* **What you should do**: Your task is to output all the records below, word for word.

>> START Records for this exercise

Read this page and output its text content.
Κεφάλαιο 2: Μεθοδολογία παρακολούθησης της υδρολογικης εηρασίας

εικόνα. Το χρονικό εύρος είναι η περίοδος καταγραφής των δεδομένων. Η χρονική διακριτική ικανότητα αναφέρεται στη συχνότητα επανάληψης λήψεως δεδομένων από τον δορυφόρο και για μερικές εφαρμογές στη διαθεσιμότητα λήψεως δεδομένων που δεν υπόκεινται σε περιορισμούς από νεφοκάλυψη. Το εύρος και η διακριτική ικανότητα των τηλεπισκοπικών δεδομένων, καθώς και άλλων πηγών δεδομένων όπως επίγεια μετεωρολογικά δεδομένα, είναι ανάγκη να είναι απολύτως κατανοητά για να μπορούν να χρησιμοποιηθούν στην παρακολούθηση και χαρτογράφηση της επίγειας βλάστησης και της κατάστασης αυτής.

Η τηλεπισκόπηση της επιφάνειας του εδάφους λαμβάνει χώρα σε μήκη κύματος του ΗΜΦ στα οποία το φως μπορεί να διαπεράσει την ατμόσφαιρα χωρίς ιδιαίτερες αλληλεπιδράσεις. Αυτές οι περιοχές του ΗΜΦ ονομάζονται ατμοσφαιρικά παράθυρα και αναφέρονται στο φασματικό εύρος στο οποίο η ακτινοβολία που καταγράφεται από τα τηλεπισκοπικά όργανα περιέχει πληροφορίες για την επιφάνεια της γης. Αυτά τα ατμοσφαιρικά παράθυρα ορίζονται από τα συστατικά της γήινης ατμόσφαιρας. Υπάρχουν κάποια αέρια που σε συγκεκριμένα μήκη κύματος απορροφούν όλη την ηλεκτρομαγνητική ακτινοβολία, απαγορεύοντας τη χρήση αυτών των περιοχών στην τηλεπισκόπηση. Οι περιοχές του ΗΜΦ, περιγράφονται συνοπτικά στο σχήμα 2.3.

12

>> END Records for this exercise

* **Finished task**:
Read this page and output its text content.
Κεφάλαιο 2: Μεθοδολογία παρακολούθησης της υδρολογικης εηρασίας

εικόνα. Το χρονικό εύρος είναι η περίοδος καταγραφής των δεδομένων. Η χρονική διακριτική ικανότητα αναφέρεται στη συχνότητα επανάληψης λήψεως δεδομένων από τον δορυφόρο και για μερικές εφαρμογές στη διαθεσιμότητα λήψεως δεδομένων που δεν υπόκεινται σε περιορισμούς από νεφοκάλυψη. Το εύρος και η διακριτική ικανότητα των τηλεπισκοπικών δεδομένων, καθώς και άλλων πηγών δεδομένων όπως επίγεια μετεωρολογικά δεδομένα, είναι ανάγκη να είναι απολύτως κατανοητά για να μπορούν να χρησιμοποιηθούν στην παρακολούθηση και χαρτογράφηση της επίγειας βλάστησης και της κατάστασης αυτής.

Η τηλεπισκόπηση της επιφάνειας του εδάφους λαμβάνει χώρα σε μήκη κύματος του ΗΜΦ στα οποία το φως μπορεί να διαπεράσει την ατμόσφαιρα χωρίς ιδιαίτερες αλληλεπιδράσεις. Αυτές οι περιοχές του ΗΜΦ ονομάζονται ατμοσφαιρικά παράθυρα και αναφέρονται στο φασματικό εύρος στο οποίο η ακτινοβολία που καταγράφεται από τα τηλεπισκοπικά όργανα περιέχει πληροφορίες για την επιφάνεια της γης. Αυτά τα ατμοσφαιρικά παράθυρα ορίζονται από τα συστατικά της γήινης ατμόσφαιρας. Υπάρχουν κάποια αέρια που σε συγκεκριμένα μήκη κύματος απορροφούν όλη την ηλεκτρομαγνητική ακτινοβολία, απαγορεύοντας τη χρήση αυτών των περιοχών στην τηλεπισκόπηση. Οι περιοχές του ΗΜΦ, περιγράφονται συνοπτικά στο σχήμα 2.3.

12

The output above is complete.